Set task => Restate the entire listing word for word.

(Data excerpts)
## begin

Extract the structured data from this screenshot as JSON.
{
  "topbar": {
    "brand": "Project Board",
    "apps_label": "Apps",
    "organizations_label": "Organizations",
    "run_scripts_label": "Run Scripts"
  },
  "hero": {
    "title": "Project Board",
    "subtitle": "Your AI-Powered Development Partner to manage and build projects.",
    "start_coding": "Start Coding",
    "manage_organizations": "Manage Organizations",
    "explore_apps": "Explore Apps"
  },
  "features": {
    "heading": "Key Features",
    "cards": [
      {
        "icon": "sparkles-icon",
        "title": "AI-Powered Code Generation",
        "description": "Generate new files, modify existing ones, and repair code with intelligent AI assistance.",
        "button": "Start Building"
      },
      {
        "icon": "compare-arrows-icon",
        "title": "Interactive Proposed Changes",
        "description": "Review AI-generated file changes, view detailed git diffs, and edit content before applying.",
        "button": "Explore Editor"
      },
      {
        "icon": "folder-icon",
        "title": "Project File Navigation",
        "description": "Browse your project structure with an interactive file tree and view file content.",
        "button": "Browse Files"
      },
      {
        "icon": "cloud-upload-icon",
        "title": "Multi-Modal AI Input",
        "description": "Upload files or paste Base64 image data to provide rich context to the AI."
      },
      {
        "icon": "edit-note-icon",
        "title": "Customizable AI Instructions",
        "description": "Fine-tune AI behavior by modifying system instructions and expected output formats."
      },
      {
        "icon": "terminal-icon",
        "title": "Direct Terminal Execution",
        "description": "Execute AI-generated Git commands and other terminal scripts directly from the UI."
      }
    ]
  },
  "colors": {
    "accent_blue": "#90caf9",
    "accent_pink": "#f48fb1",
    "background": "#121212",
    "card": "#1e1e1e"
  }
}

## end

Output for this exercise =>
Extract the structured data from this screenshot as JSON.
{
  "topbar": {
    "brand": "Project Board",
    "apps_label": "Apps",
    "organizations_label": "Organizations",
    "run_scripts_label": "Run Scripts"
  },
  "hero": {
    "title": "Project Board",
    "subtitle": "Your AI-Powered Development Partner to manage and build projects.",
    "start_coding": "Start Coding",
    "manage_organizations": "Manage Organizations",
    "explore_apps": "Explore Apps"
  },
  "features": {
    "heading": "Key Features",
    "cards": [
      {
        "icon": "sparkles-icon",
        "title": "AI-Powered Code Generation",
        "description": "Generate new files, modify existing ones, and repair code with intelligent AI assistance.",
        "button": "Start Building"
      },
      {
        "icon": "compare-arrows-icon",
        "title": "Interactive Proposed Changes",
        "description": "Review AI-generated file changes, view detailed git diffs, and edit content before applying.",
        "button": "Explore Editor"
      },
      {
        "icon": "folder-icon",
        "title": "Project File Navigation",
        "description": "Browse your project structure with an interactive file tree and view file content.",
        "button": "Browse Files"
      },
      {
        "icon": "cloud-upload-icon",
        "title": "Multi-Modal AI Input",
        "description": "Upload files or paste Base64 image data to provide rich context to the AI."
      },
      {
        "icon": "edit-note-icon",
        "title": "Customizable AI Instructions",
        "description": "Fine-tune AI behavior by modifying system instructions and expected output formats."
      },
      {
        "icon": "terminal-icon",
        "title": "Direct Terminal Execution",
        "description": "Execute AI-generated Git commands and other terminal scripts directly from the UI."
      }
    ]
  },
  "colors": {
    "accent_blue": "#90caf9",
    "accent_pink": "#f48fb1",
    "background": "#121212",
    "card": "#1e1e1e"
  }
}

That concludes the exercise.